Look through the lines below and state how many hold the word "true". Write only the number.

─── PROVIDED DATA ───

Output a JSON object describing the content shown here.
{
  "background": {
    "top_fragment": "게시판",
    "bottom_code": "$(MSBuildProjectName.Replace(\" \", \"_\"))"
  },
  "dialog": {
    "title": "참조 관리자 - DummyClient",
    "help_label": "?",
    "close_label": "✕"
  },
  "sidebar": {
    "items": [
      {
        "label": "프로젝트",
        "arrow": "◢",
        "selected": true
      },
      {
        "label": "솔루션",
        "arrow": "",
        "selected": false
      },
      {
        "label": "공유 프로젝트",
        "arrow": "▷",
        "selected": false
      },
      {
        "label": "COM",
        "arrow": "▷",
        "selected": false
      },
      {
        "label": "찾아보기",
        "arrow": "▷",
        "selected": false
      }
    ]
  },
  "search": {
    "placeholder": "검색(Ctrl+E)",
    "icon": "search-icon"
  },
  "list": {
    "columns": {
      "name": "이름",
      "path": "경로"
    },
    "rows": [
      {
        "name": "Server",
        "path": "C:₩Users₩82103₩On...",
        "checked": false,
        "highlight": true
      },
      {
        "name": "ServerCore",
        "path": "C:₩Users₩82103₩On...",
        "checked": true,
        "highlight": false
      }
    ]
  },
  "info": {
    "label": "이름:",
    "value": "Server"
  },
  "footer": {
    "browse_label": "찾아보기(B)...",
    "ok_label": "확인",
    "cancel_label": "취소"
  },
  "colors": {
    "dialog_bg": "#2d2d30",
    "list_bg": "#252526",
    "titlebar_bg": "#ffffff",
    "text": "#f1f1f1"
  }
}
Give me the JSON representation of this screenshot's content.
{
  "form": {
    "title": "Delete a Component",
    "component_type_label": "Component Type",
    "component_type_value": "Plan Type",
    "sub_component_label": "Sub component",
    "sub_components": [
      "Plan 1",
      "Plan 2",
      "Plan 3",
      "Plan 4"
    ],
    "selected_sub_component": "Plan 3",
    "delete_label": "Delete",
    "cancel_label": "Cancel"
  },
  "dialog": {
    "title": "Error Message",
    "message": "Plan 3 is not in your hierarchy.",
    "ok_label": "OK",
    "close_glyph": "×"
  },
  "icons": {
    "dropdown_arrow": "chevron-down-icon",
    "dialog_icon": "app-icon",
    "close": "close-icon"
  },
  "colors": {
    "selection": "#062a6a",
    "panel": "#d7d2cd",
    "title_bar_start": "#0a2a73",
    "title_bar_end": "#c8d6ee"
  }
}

───

- [RESULT OF THIS TASK]: 3